--- begin Entries ---

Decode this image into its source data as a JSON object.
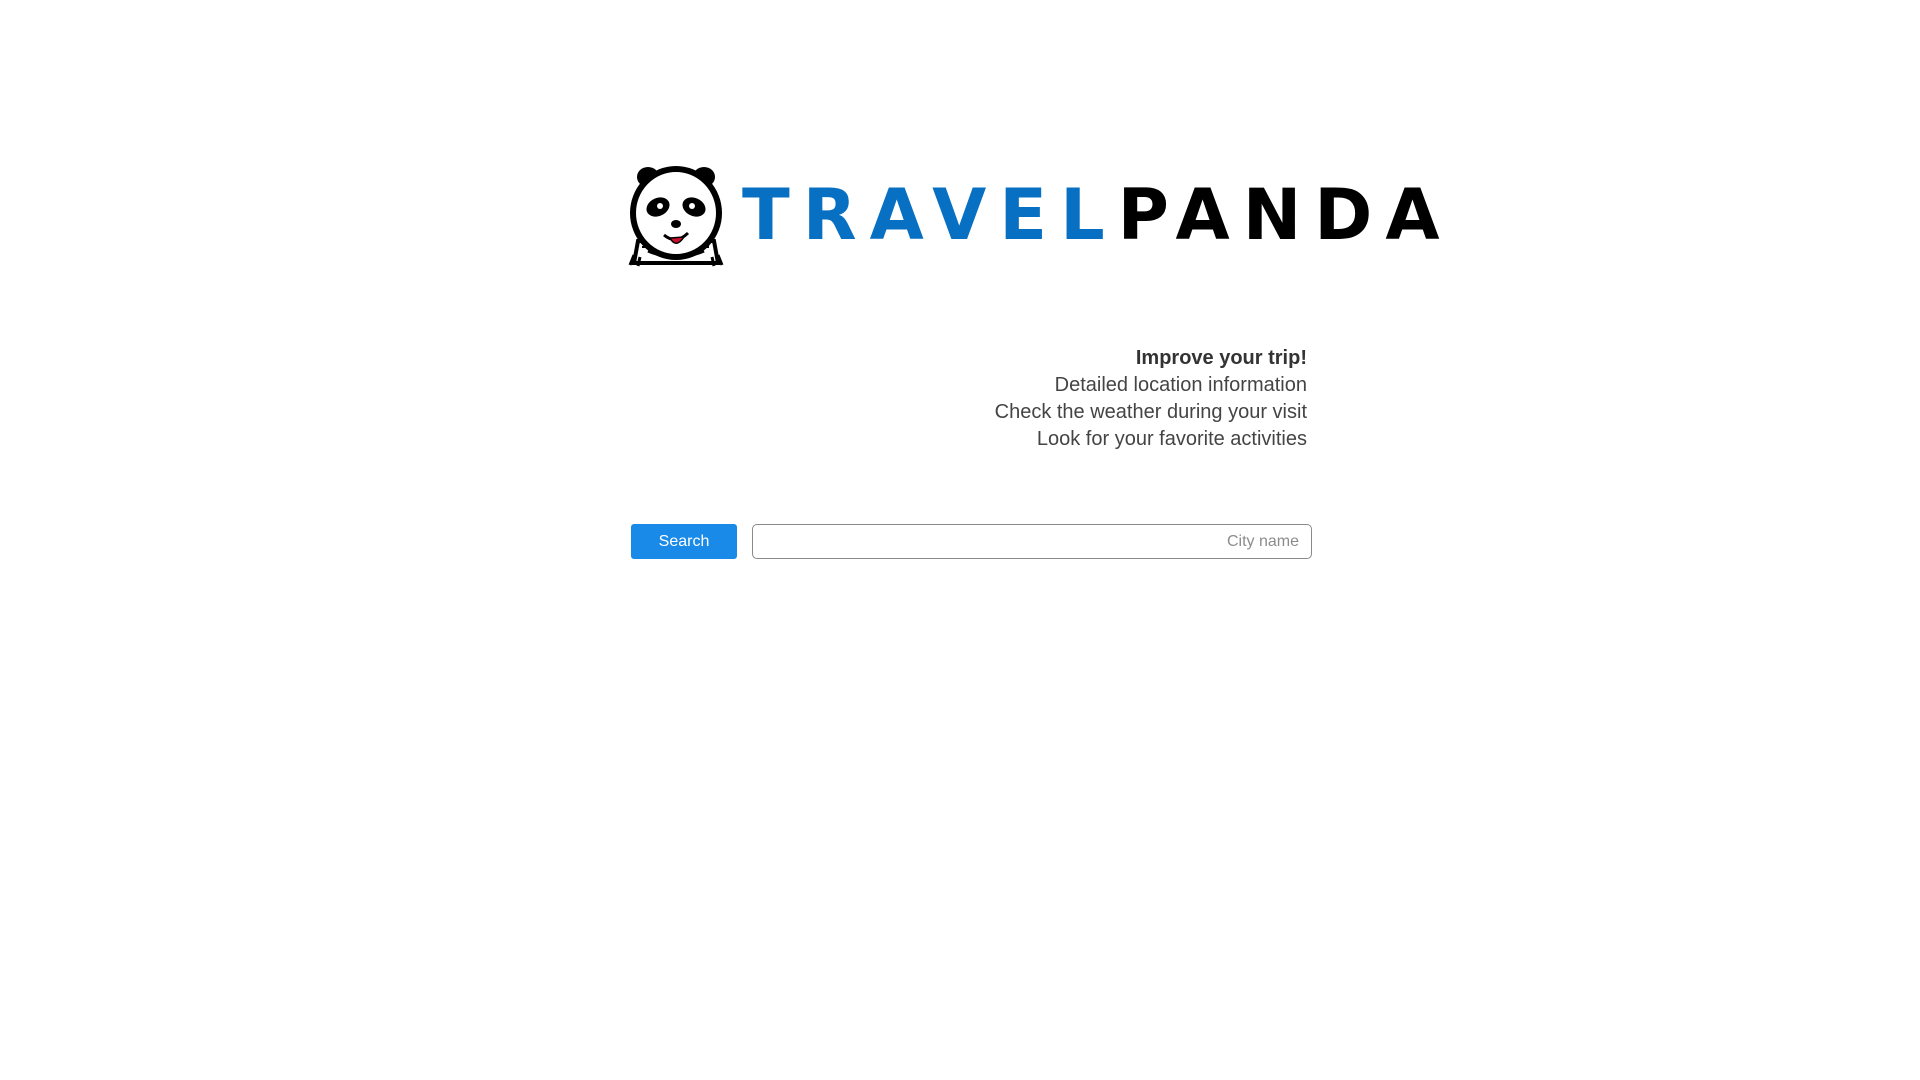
{
  "brand": {
    "logo_text_part1": "TRAVEL",
    "logo_text_part2": "PANDA",
    "logo_icon": "panda-icon",
    "colors": {
      "accent_blue": "#0870c3",
      "text_black": "#000000"
    }
  },
  "features": {
    "headline": "Improve your trip!",
    "items": [
      "Detailed location information",
      "Check the weather during your visit",
      "Look for your favorite activities"
    ]
  },
  "search": {
    "button_label": "Search",
    "input_value": "",
    "input_placeholder": "City name",
    "button_color": "#1a8ae8"
  }
}
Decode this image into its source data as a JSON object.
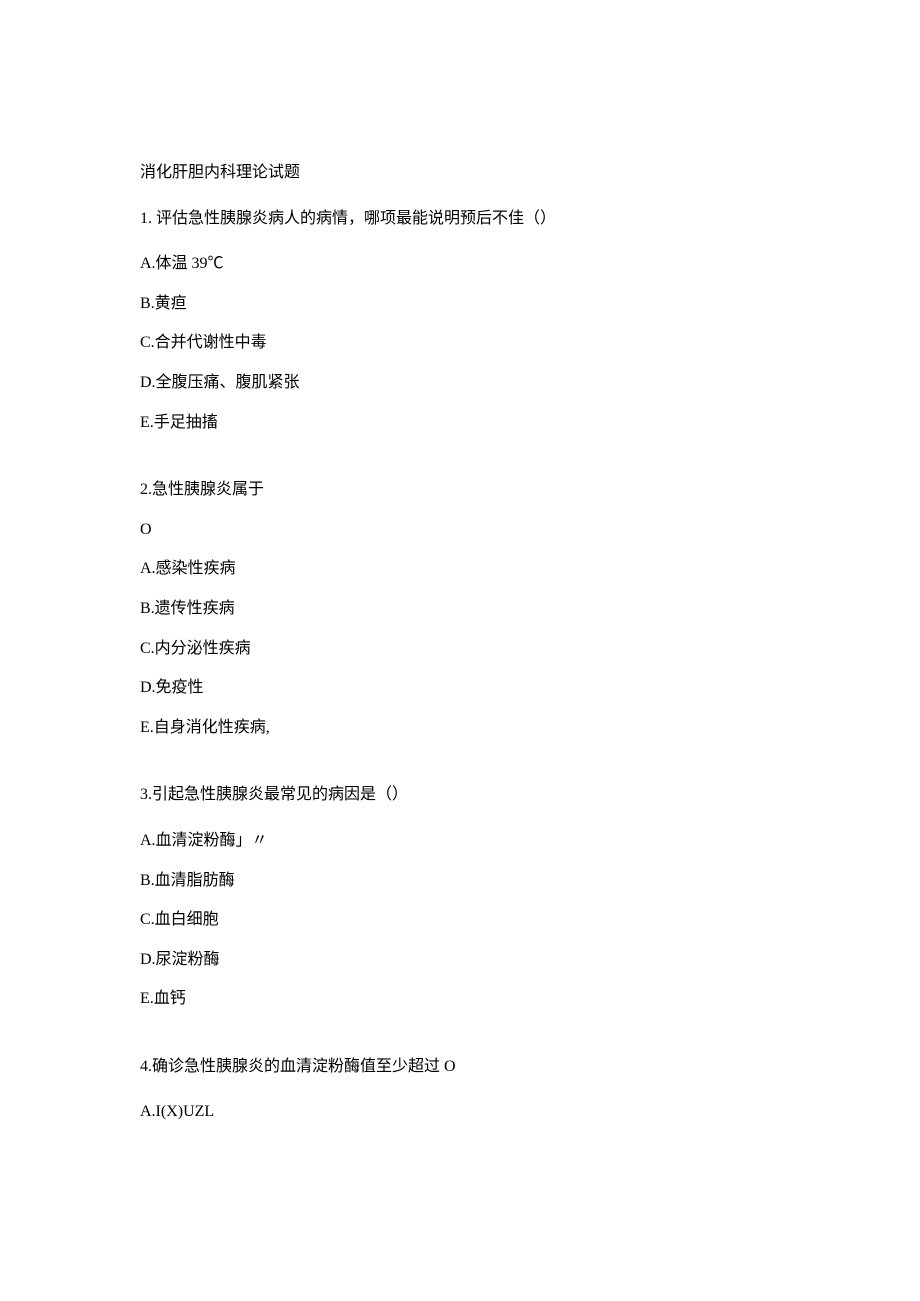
{
  "title": "消化肝胆内科理论试题",
  "questions": [
    {
      "stem": "1. 评估急性胰腺炎病人的病情，哪项最能说明预后不佳（）",
      "options": [
        "A.体温 39℃",
        "B.黄疸",
        "C.合并代谢性中毒",
        "D.全腹压痛、腹肌紧张",
        "E.手足抽搐"
      ]
    },
    {
      "stem": "2.急性胰腺炎属于",
      "stemLine2": "O",
      "options": [
        "A.感染性疾病",
        "B.遗传性疾病",
        "C.内分泌性疾病",
        "D.免疫性",
        "E.自身消化性疾病,"
      ]
    },
    {
      "stem": "3.引起急性胰腺炎最常见的病因是（）",
      "options": [
        "A.血清淀粉酶」〃",
        "B.血清脂肪酶",
        "C.血白细胞",
        "D.尿淀粉酶",
        "E.血钙"
      ]
    },
    {
      "stem": "4.确诊急性胰腺炎的血清淀粉酶值至少超过 O",
      "options": [
        "A.I(X)UZL"
      ]
    }
  ]
}
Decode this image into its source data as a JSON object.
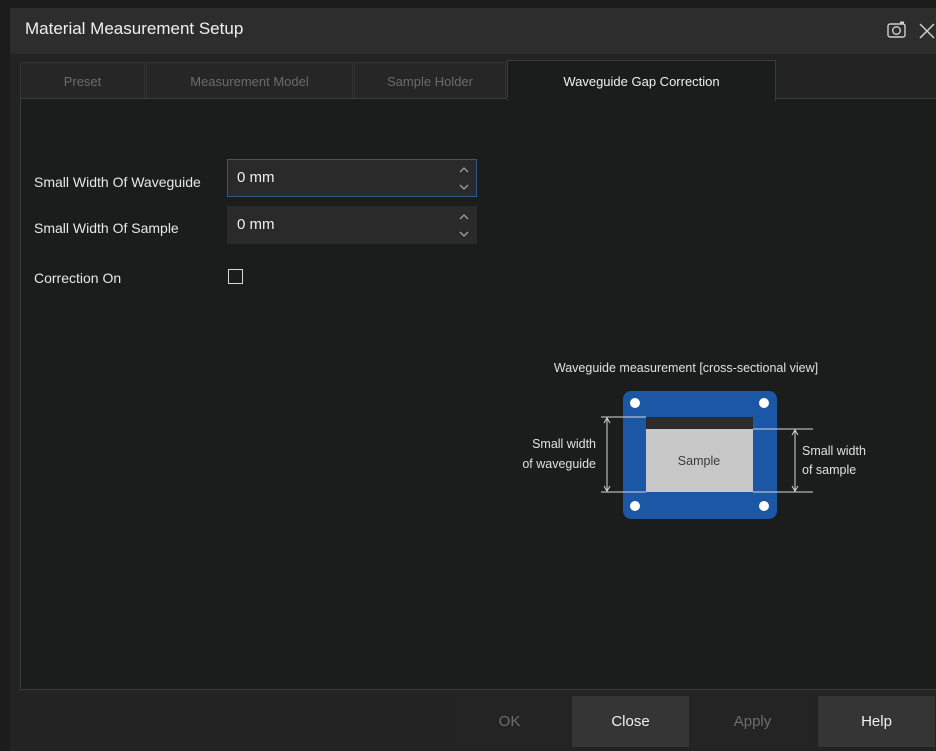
{
  "window": {
    "title": "Material Measurement Setup"
  },
  "tabs": [
    {
      "label": "Preset"
    },
    {
      "label": "Measurement Model"
    },
    {
      "label": "Sample Holder"
    },
    {
      "label": "Waveguide Gap Correction"
    }
  ],
  "active_tab": "Waveguide Gap Correction",
  "form": {
    "waveguide_width": {
      "label": "Small Width Of Waveguide",
      "value": "0 mm"
    },
    "sample_width": {
      "label": "Small Width Of Sample",
      "value": "0 mm"
    },
    "correction": {
      "label": "Correction On",
      "checked": false
    }
  },
  "diagram": {
    "title": "Waveguide measurement [cross-sectional view]",
    "left_label_line1": "Small width",
    "left_label_line2": "of waveguide",
    "right_label_line1": "Small width",
    "right_label_line2": "of sample",
    "sample_label": "Sample",
    "colors": {
      "flange": "#1c57a5",
      "sample": "#c8c8c8",
      "gap": "#2c2c2c"
    }
  },
  "footer": {
    "ok_label": "OK",
    "close_label": "Close",
    "apply_label": "Apply",
    "help_label": "Help"
  },
  "icons": [
    "camera-icon",
    "close-icon",
    "chevron-up-icon",
    "chevron-down-icon"
  ]
}
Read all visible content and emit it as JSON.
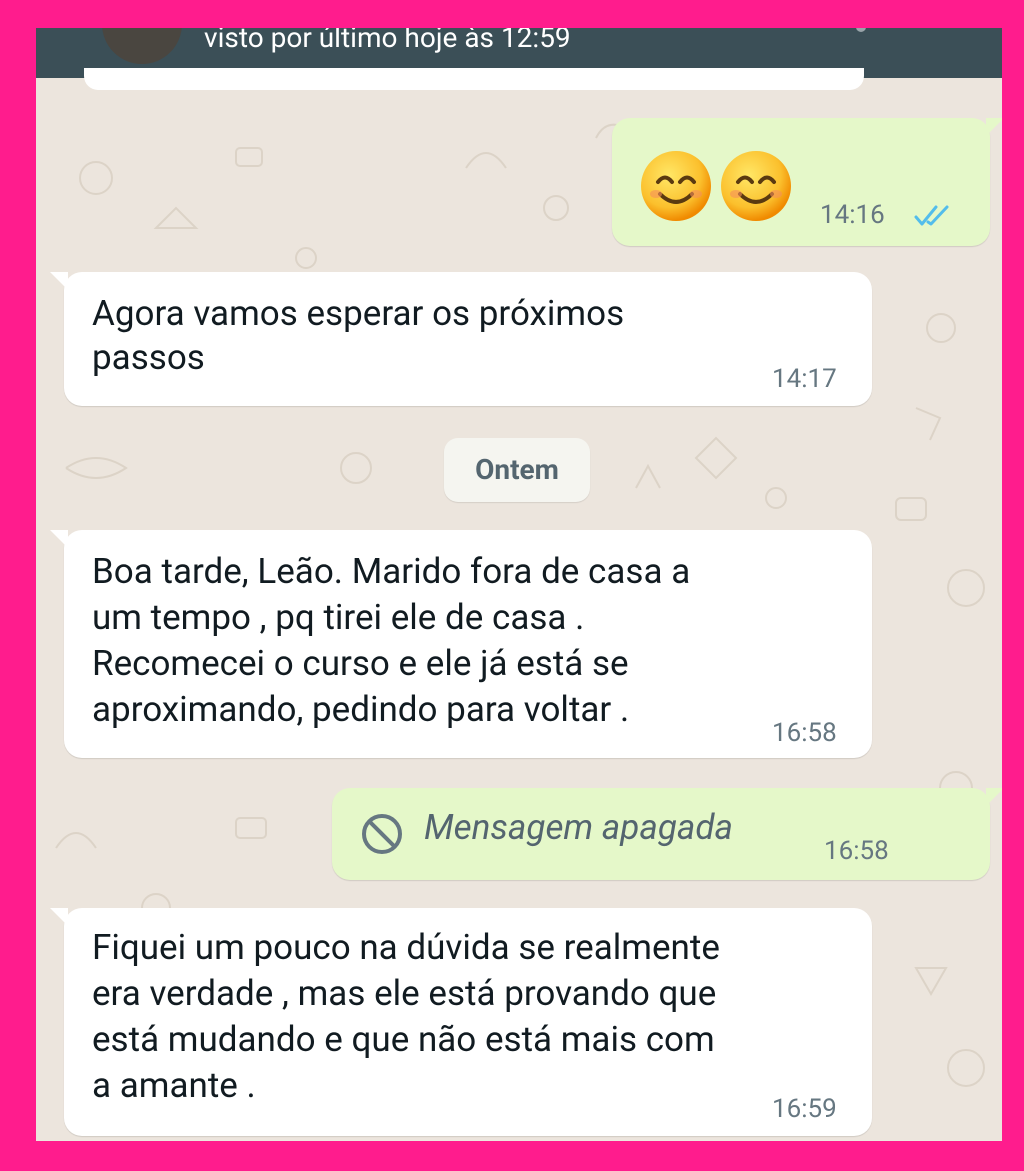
{
  "header": {
    "status": "visto por último hoje às 12:59"
  },
  "messages": [
    {
      "direction": "outgoing",
      "content": "😊😊",
      "time": "14:16",
      "status": "read"
    },
    {
      "direction": "incoming",
      "lines": [
        "Agora vamos esperar os próximos",
        "passos"
      ],
      "time": "14:17"
    },
    {
      "direction": "date-separator",
      "label": "Ontem"
    },
    {
      "direction": "incoming",
      "lines": [
        "Boa tarde, Leão. Marido fora de casa a",
        "um tempo , pq tirei ele de casa .",
        "Recomecei o curso e ele já está se",
        "aproximando, pedindo para voltar ."
      ],
      "time": "16:58"
    },
    {
      "direction": "outgoing",
      "deleted": true,
      "text": "Mensagem apagada",
      "time": "16:58"
    },
    {
      "direction": "incoming",
      "lines": [
        "Fiquei um pouco na dúvida se realmente",
        "era verdade , mas ele está provando que",
        "está mudando e que não está mais com",
        "a amante ."
      ],
      "time": "16:59"
    }
  ],
  "icons": {
    "read_receipt": "double-check-icon",
    "deleted": "ban-icon",
    "emoji": "smiling-face-icon"
  },
  "colors": {
    "frame_border": "#ff1c8d",
    "header": "#3b4f57",
    "chat_background": "#ece5dd",
    "incoming_bubble": "#ffffff",
    "outgoing_bubble": "#e5f8c9",
    "read_tick": "#53bdeb"
  }
}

--- end Entries ---

(What is required)
From the material, report only how many lines include the word "content".

(Task solution)
2